= Exercise input =
--

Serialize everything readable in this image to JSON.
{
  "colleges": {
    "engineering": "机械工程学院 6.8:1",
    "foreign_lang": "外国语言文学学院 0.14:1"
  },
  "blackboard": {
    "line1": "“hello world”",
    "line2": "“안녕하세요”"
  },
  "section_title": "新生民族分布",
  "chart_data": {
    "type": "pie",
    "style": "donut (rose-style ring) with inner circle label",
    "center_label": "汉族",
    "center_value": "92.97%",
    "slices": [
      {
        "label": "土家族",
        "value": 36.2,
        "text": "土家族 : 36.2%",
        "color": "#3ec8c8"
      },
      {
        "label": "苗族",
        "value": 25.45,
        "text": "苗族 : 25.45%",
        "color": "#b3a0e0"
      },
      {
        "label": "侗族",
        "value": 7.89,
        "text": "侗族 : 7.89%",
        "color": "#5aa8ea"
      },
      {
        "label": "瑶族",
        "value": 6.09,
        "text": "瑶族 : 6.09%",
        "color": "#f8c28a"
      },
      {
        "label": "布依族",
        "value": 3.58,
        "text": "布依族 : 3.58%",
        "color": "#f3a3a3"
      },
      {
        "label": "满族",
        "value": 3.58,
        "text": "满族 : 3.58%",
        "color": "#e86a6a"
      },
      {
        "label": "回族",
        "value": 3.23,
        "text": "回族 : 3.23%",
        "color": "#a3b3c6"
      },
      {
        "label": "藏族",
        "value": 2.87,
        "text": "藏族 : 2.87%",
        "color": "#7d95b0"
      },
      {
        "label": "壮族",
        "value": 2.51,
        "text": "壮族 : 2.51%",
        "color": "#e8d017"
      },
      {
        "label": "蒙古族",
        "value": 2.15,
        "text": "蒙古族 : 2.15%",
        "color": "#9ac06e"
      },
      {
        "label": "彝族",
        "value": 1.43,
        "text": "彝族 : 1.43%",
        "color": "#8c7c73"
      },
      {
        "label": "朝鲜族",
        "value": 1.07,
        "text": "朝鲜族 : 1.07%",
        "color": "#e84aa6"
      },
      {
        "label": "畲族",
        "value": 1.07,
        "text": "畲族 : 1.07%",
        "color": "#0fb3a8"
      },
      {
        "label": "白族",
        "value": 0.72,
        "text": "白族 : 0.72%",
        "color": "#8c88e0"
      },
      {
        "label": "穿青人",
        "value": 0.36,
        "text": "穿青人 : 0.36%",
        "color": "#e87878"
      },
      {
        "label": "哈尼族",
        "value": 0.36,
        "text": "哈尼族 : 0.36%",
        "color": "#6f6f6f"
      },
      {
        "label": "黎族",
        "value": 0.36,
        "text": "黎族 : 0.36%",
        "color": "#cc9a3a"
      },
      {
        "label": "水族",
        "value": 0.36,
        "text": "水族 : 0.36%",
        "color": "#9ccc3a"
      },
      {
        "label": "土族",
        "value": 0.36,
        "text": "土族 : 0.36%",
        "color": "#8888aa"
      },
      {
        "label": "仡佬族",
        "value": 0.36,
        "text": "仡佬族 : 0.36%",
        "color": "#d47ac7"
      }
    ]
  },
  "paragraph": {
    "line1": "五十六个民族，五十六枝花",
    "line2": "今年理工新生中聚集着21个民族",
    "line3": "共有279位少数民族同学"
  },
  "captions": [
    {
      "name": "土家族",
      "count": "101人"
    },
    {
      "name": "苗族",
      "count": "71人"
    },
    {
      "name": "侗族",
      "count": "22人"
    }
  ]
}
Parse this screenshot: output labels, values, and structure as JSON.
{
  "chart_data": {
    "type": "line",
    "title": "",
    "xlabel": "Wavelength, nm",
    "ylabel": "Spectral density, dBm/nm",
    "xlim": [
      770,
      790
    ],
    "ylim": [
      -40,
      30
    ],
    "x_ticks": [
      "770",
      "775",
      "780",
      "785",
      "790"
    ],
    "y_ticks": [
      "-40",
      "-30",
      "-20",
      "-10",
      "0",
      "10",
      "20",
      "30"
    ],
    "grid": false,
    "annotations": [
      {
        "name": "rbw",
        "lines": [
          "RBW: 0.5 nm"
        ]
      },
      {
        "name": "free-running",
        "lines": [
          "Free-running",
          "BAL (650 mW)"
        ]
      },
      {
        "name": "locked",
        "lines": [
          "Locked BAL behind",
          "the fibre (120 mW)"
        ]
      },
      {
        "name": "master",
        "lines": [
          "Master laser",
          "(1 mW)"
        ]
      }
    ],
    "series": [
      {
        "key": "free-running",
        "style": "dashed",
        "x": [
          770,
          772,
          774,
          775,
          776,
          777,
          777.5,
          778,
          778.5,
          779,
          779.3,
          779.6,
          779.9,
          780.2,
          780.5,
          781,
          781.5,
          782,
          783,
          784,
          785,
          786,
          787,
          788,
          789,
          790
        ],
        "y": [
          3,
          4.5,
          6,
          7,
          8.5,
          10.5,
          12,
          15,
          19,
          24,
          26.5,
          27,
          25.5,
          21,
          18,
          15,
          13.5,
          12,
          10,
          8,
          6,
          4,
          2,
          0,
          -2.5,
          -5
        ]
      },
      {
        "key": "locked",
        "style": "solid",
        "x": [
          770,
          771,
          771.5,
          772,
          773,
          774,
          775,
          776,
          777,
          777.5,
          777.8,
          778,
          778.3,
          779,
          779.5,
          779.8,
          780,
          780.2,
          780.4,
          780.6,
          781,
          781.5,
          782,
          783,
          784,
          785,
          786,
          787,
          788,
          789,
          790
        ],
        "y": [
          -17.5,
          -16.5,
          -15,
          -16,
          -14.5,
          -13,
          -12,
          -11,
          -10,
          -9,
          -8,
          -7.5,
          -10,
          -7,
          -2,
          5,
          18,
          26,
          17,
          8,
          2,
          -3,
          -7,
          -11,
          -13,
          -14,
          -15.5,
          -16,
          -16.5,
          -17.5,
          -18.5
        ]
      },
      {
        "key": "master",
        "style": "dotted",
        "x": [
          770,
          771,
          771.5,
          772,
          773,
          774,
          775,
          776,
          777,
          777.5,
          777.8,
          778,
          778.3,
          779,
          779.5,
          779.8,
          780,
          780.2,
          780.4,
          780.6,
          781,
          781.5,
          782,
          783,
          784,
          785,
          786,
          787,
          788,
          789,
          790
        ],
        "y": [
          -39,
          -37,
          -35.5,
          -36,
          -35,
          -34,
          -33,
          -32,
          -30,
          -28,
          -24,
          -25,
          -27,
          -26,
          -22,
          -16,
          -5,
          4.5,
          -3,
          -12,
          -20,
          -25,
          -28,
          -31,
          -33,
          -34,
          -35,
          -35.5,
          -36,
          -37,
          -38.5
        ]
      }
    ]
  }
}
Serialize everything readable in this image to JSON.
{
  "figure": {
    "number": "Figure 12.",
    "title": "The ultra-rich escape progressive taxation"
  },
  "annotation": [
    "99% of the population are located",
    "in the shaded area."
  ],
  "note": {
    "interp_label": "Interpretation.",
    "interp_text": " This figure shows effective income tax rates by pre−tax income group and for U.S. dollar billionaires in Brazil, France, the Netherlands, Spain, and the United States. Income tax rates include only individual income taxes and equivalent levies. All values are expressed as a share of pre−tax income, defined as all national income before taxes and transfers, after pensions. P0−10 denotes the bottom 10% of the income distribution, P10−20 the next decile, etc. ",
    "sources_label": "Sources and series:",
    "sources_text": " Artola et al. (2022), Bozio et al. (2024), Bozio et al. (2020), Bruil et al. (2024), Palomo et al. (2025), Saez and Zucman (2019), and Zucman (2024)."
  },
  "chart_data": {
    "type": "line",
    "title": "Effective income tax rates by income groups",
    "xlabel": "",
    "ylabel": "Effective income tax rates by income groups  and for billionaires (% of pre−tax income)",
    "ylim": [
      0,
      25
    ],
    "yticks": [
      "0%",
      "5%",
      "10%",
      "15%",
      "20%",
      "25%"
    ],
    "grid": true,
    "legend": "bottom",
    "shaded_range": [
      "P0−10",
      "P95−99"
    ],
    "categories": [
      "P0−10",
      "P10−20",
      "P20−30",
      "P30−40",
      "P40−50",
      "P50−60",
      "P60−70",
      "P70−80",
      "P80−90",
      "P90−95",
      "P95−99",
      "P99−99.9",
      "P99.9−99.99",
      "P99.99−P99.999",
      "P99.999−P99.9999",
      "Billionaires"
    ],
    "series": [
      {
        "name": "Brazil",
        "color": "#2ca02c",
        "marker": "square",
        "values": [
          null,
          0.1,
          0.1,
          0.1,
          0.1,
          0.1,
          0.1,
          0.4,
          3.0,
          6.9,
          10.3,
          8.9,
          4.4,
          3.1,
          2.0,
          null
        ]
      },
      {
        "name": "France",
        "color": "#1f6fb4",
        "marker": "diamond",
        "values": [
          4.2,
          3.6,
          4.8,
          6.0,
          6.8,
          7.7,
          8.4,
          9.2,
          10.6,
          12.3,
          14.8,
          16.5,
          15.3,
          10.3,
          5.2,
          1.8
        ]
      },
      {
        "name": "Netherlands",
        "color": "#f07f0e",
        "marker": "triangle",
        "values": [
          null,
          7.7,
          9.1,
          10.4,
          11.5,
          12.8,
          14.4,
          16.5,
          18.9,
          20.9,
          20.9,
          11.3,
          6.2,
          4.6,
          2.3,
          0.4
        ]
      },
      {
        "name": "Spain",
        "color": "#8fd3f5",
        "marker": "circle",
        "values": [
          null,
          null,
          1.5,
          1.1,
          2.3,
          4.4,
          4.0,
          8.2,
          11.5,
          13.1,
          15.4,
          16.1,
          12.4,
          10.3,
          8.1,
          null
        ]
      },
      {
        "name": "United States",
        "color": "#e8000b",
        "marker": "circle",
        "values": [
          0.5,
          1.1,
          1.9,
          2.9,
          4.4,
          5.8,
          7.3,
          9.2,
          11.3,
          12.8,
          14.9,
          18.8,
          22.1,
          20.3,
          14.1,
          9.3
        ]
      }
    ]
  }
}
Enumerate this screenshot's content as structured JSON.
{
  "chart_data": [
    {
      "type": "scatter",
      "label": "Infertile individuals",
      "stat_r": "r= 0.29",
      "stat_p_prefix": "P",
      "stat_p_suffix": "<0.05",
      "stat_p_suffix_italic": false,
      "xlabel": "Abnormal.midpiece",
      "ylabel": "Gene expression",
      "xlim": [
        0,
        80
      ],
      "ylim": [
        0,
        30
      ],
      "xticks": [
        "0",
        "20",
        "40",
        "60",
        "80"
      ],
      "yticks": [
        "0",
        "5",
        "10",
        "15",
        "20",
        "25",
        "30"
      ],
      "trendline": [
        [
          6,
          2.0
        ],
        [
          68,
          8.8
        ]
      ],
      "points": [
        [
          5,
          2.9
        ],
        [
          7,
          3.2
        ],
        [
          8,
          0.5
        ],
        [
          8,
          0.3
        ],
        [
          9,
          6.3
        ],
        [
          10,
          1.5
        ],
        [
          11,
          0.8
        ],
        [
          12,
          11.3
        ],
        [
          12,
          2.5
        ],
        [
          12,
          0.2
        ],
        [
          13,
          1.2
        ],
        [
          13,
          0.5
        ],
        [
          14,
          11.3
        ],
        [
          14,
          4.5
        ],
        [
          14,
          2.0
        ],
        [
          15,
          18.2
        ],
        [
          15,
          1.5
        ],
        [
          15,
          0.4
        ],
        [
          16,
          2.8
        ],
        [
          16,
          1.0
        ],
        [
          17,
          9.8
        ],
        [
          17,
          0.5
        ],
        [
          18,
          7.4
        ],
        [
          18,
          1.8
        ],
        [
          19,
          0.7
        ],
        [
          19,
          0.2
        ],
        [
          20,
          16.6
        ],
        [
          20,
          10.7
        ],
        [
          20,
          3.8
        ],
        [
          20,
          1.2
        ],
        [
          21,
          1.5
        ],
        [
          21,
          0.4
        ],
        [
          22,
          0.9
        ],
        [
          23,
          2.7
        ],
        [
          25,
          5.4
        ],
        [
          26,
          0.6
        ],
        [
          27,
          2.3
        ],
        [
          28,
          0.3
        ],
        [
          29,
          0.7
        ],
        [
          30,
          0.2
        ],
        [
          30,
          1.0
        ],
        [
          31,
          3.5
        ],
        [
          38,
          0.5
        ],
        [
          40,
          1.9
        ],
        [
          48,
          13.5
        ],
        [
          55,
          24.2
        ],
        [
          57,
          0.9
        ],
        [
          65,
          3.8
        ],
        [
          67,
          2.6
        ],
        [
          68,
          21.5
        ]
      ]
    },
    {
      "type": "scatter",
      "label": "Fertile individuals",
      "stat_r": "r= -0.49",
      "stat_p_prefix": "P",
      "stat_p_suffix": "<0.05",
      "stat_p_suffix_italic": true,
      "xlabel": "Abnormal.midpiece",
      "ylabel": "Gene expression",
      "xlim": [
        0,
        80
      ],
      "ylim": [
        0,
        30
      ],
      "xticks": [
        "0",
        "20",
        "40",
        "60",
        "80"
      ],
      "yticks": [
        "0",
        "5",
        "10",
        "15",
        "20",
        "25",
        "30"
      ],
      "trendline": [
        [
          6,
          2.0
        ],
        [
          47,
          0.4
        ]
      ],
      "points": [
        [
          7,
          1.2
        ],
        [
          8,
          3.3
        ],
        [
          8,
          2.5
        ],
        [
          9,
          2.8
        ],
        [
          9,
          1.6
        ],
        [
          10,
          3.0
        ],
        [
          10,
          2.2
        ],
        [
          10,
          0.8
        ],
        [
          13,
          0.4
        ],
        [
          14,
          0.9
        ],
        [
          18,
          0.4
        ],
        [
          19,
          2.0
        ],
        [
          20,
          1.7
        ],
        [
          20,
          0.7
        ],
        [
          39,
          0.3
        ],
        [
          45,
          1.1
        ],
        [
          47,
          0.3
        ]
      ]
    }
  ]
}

--

= Problem requirements =
Search the entries for the word "Spain" and pick out every line that holds it.

= Right answer =
    "interp_text": " This figure shows effective income tax rates by pre−tax income group and for U.S. dollar billionaires in Brazil, France, the Netherlands, Spain, and the United States. Income tax rates include only individual income taxes and equivalent levies. All values are expressed as a share of pre−tax income, defined as all national income before taxes and transfers, after pensions. P0−10 denotes the bottom 10% of the income distribution, P10−20 the next decile, etc. ",
        "name": "Spain",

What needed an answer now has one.